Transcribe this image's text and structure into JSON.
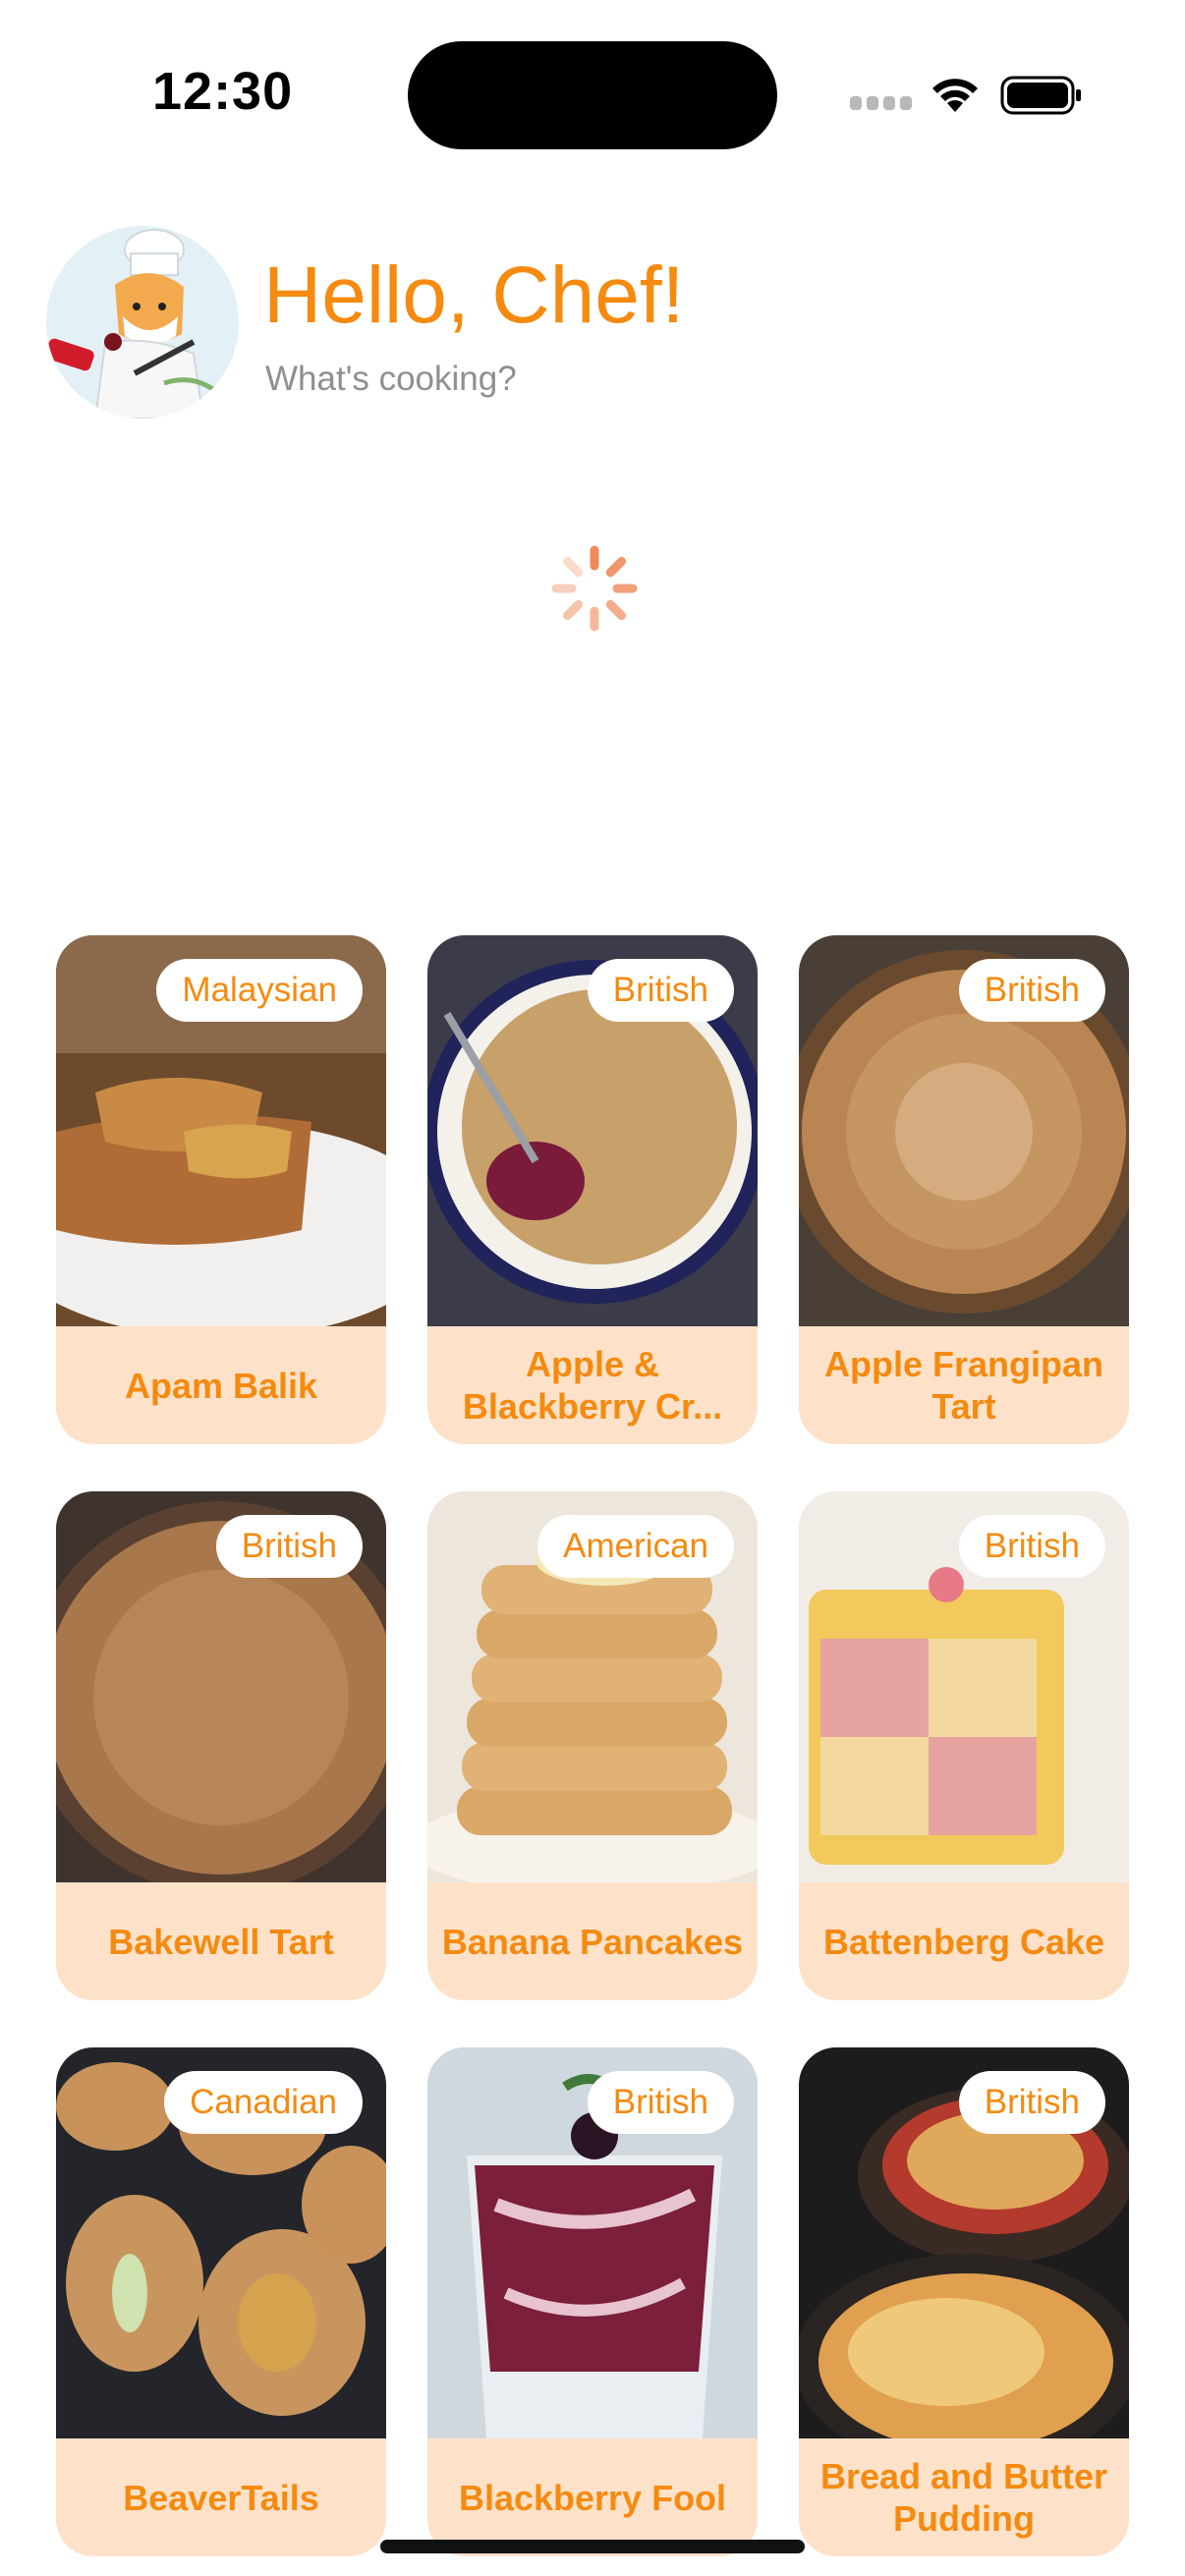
{
  "status_bar": {
    "time": "12:30"
  },
  "header": {
    "greeting": "Hello, Chef!",
    "subtitle": "What's cooking?",
    "avatar_icon": "chef-avatar"
  },
  "loading": {
    "icon": "spinner-icon",
    "color": "#f58a10"
  },
  "colors": {
    "accent": "#f58a10",
    "card_bg": "#fde2c9",
    "badge_bg": "#ffffff"
  },
  "recipes": [
    {
      "name": "Apam Balik",
      "cuisine": "Malaysian"
    },
    {
      "name": "Apple & Blackberry Cr...",
      "cuisine": "British"
    },
    {
      "name": "Apple Frangipan Tart",
      "cuisine": "British"
    },
    {
      "name": "Bakewell Tart",
      "cuisine": "British"
    },
    {
      "name": "Banana Pancakes",
      "cuisine": "American"
    },
    {
      "name": "Battenberg Cake",
      "cuisine": "British"
    },
    {
      "name": "BeaverTails",
      "cuisine": "Canadian"
    },
    {
      "name": "Blackberry Fool",
      "cuisine": "British"
    },
    {
      "name": "Bread and Butter Pudding",
      "cuisine": "British"
    }
  ]
}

**WHAT IS BEING ASKED:** The records above need to be restated word for word, with the pictures left out.

**ANSWER TO THE PROBLEM:**
Transcribe this image's text and structure into JSON.
{
  "status_bar": {
    "time": "12:30"
  },
  "header": {
    "greeting": "Hello, Chef!",
    "subtitle": "What's cooking?",
    "avatar_icon": "chef-avatar"
  },
  "loading": {
    "icon": "spinner-icon",
    "color": "#f58a10"
  },
  "colors": {
    "accent": "#f58a10",
    "card_bg": "#fde2c9",
    "badge_bg": "#ffffff"
  },
  "recipes": [
    {
      "name": "Apam Balik",
      "cuisine": "Malaysian"
    },
    {
      "name": "Apple & Blackberry Cr...",
      "cuisine": "British"
    },
    {
      "name": "Apple Frangipan Tart",
      "cuisine": "British"
    },
    {
      "name": "Bakewell Tart",
      "cuisine": "British"
    },
    {
      "name": "Banana Pancakes",
      "cuisine": "American"
    },
    {
      "name": "Battenberg Cake",
      "cuisine": "British"
    },
    {
      "name": "BeaverTails",
      "cuisine": "Canadian"
    },
    {
      "name": "Blackberry Fool",
      "cuisine": "British"
    },
    {
      "name": "Bread and Butter Pudding",
      "cuisine": "British"
    }
  ]
}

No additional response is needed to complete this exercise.